### [Problem to solve]
Write down each entry again, exactly as it reads.

--- START OF Recorded data ---

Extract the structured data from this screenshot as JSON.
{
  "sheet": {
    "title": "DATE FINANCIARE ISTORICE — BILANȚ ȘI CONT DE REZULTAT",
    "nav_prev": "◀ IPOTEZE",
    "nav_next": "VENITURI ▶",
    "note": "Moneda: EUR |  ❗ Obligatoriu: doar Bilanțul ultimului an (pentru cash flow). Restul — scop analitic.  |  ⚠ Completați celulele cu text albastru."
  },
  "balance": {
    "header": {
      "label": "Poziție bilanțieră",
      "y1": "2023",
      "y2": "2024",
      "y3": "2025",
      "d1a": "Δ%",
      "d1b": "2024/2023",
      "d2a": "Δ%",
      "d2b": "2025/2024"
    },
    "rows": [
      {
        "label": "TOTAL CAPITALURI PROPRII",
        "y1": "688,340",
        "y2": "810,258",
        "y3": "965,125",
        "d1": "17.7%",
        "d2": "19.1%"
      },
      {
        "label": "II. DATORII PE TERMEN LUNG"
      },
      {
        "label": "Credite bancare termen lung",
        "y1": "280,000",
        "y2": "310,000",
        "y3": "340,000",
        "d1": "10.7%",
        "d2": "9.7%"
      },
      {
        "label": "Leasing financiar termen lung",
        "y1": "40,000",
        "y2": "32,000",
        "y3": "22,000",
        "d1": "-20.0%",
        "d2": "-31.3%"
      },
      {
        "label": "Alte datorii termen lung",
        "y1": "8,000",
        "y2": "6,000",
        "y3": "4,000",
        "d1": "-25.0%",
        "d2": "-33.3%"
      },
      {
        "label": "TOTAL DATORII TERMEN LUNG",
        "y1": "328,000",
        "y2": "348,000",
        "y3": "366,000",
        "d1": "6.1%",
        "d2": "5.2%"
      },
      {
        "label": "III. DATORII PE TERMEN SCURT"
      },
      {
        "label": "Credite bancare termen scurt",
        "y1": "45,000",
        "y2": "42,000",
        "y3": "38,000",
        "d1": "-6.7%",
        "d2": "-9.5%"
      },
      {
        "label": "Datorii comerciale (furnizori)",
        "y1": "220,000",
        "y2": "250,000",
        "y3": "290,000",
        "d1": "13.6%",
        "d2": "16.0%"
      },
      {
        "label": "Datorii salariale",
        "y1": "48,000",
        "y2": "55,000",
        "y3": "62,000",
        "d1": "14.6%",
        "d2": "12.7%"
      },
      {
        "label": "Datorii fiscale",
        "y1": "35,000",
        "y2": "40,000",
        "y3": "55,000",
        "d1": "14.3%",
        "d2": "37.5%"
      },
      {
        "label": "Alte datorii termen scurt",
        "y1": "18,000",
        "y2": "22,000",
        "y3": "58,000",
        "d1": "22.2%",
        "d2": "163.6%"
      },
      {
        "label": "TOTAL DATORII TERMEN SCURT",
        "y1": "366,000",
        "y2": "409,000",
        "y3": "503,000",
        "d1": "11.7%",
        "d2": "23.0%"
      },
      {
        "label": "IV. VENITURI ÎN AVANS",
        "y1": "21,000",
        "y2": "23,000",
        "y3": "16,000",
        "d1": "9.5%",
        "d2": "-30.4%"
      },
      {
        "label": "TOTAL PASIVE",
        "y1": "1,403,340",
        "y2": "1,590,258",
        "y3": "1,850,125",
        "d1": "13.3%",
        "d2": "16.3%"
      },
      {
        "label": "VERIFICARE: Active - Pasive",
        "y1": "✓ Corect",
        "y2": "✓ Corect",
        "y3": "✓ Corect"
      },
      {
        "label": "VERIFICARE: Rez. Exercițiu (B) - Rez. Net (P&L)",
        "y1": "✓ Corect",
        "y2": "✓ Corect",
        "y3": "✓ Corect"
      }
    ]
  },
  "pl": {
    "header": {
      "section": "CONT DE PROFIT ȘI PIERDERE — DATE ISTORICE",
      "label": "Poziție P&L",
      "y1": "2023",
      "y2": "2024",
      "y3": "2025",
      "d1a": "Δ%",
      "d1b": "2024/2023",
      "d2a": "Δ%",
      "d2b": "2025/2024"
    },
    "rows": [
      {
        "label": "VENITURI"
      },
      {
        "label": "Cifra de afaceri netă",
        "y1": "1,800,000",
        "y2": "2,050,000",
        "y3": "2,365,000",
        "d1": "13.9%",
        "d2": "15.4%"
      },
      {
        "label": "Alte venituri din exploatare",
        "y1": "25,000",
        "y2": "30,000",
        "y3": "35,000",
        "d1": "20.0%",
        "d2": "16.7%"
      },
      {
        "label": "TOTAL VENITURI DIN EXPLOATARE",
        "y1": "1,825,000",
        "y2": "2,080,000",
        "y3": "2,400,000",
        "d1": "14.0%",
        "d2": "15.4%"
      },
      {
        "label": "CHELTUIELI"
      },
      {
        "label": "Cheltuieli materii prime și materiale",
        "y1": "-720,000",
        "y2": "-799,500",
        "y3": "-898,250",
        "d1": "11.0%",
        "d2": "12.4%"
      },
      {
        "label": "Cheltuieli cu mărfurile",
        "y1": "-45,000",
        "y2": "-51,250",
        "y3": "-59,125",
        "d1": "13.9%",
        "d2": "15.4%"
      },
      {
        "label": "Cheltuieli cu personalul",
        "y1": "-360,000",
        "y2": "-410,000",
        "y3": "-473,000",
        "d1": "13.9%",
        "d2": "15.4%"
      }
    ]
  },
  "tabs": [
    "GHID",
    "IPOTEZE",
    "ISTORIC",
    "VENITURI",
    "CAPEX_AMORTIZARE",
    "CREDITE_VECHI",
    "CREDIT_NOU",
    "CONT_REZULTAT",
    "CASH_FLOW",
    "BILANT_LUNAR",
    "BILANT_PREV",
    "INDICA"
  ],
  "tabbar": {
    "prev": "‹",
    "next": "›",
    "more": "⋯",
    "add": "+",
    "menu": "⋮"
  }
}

--- END OF Recorded data ---

### [Answer to this problem]
Extract the structured data from this screenshot as JSON.
{
  "sheet": {
    "title": "DATE FINANCIARE ISTORICE — BILANȚ ȘI CONT DE REZULTAT",
    "nav_prev": "◀ IPOTEZE",
    "nav_next": "VENITURI ▶",
    "note": "Moneda: EUR |  ❗ Obligatoriu: doar Bilanțul ultimului an (pentru cash flow). Restul — scop analitic.  |  ⚠ Completați celulele cu text albastru."
  },
  "balance": {
    "header": {
      "label": "Poziție bilanțieră",
      "y1": "2023",
      "y2": "2024",
      "y3": "2025",
      "d1a": "Δ%",
      "d1b": "2024/2023",
      "d2a": "Δ%",
      "d2b": "2025/2024"
    },
    "rows": [
      {
        "label": "TOTAL CAPITALURI PROPRII",
        "y1": "688,340",
        "y2": "810,258",
        "y3": "965,125",
        "d1": "17.7%",
        "d2": "19.1%"
      },
      {
        "label": "II. DATORII PE TERMEN LUNG"
      },
      {
        "label": "Credite bancare termen lung",
        "y1": "280,000",
        "y2": "310,000",
        "y3": "340,000",
        "d1": "10.7%",
        "d2": "9.7%"
      },
      {
        "label": "Leasing financiar termen lung",
        "y1": "40,000",
        "y2": "32,000",
        "y3": "22,000",
        "d1": "-20.0%",
        "d2": "-31.3%"
      },
      {
        "label": "Alte datorii termen lung",
        "y1": "8,000",
        "y2": "6,000",
        "y3": "4,000",
        "d1": "-25.0%",
        "d2": "-33.3%"
      },
      {
        "label": "TOTAL DATORII TERMEN LUNG",
        "y1": "328,000",
        "y2": "348,000",
        "y3": "366,000",
        "d1": "6.1%",
        "d2": "5.2%"
      },
      {
        "label": "III. DATORII PE TERMEN SCURT"
      },
      {
        "label": "Credite bancare termen scurt",
        "y1": "45,000",
        "y2": "42,000",
        "y3": "38,000",
        "d1": "-6.7%",
        "d2": "-9.5%"
      },
      {
        "label": "Datorii comerciale (furnizori)",
        "y1": "220,000",
        "y2": "250,000",
        "y3": "290,000",
        "d1": "13.6%",
        "d2": "16.0%"
      },
      {
        "label": "Datorii salariale",
        "y1": "48,000",
        "y2": "55,000",
        "y3": "62,000",
        "d1": "14.6%",
        "d2": "12.7%"
      },
      {
        "label": "Datorii fiscale",
        "y1": "35,000",
        "y2": "40,000",
        "y3": "55,000",
        "d1": "14.3%",
        "d2": "37.5%"
      },
      {
        "label": "Alte datorii termen scurt",
        "y1": "18,000",
        "y2": "22,000",
        "y3": "58,000",
        "d1": "22.2%",
        "d2": "163.6%"
      },
      {
        "label": "TOTAL DATORII TERMEN SCURT",
        "y1": "366,000",
        "y2": "409,000",
        "y3": "503,000",
        "d1": "11.7%",
        "d2": "23.0%"
      },
      {
        "label": "IV. VENITURI ÎN AVANS",
        "y1": "21,000",
        "y2": "23,000",
        "y3": "16,000",
        "d1": "9.5%",
        "d2": "-30.4%"
      },
      {
        "label": "TOTAL PASIVE",
        "y1": "1,403,340",
        "y2": "1,590,258",
        "y3": "1,850,125",
        "d1": "13.3%",
        "d2": "16.3%"
      },
      {
        "label": "VERIFICARE: Active - Pasive",
        "y1": "✓ Corect",
        "y2": "✓ Corect",
        "y3": "✓ Corect"
      },
      {
        "label": "VERIFICARE: Rez. Exercițiu (B) - Rez. Net (P&L)",
        "y1": "✓ Corect",
        "y2": "✓ Corect",
        "y3": "✓ Corect"
      }
    ]
  },
  "pl": {
    "header": {
      "section": "CONT DE PROFIT ȘI PIERDERE — DATE ISTORICE",
      "label": "Poziție P&L",
      "y1": "2023",
      "y2": "2024",
      "y3": "2025",
      "d1a": "Δ%",
      "d1b": "2024/2023",
      "d2a": "Δ%",
      "d2b": "2025/2024"
    },
    "rows": [
      {
        "label": "VENITURI"
      },
      {
        "label": "Cifra de afaceri netă",
        "y1": "1,800,000",
        "y2": "2,050,000",
        "y3": "2,365,000",
        "d1": "13.9%",
        "d2": "15.4%"
      },
      {
        "label": "Alte venituri din exploatare",
        "y1": "25,000",
        "y2": "30,000",
        "y3": "35,000",
        "d1": "20.0%",
        "d2": "16.7%"
      },
      {
        "label": "TOTAL VENITURI DIN EXPLOATARE",
        "y1": "1,825,000",
        "y2": "2,080,000",
        "y3": "2,400,000",
        "d1": "14.0%",
        "d2": "15.4%"
      },
      {
        "label": "CHELTUIELI"
      },
      {
        "label": "Cheltuieli materii prime și materiale",
        "y1": "-720,000",
        "y2": "-799,500",
        "y3": "-898,250",
        "d1": "11.0%",
        "d2": "12.4%"
      },
      {
        "label": "Cheltuieli cu mărfurile",
        "y1": "-45,000",
        "y2": "-51,250",
        "y3": "-59,125",
        "d1": "13.9%",
        "d2": "15.4%"
      },
      {
        "label": "Cheltuieli cu personalul",
        "y1": "-360,000",
        "y2": "-410,000",
        "y3": "-473,000",
        "d1": "13.9%",
        "d2": "15.4%"
      }
    ]
  },
  "tabs": [
    "GHID",
    "IPOTEZE",
    "ISTORIC",
    "VENITURI",
    "CAPEX_AMORTIZARE",
    "CREDITE_VECHI",
    "CREDIT_NOU",
    "CONT_REZULTAT",
    "CASH_FLOW",
    "BILANT_LUNAR",
    "BILANT_PREV",
    "INDICA"
  ],
  "tabbar": {
    "prev": "‹",
    "next": "›",
    "more": "⋯",
    "add": "+",
    "menu": "⋮"
  }
}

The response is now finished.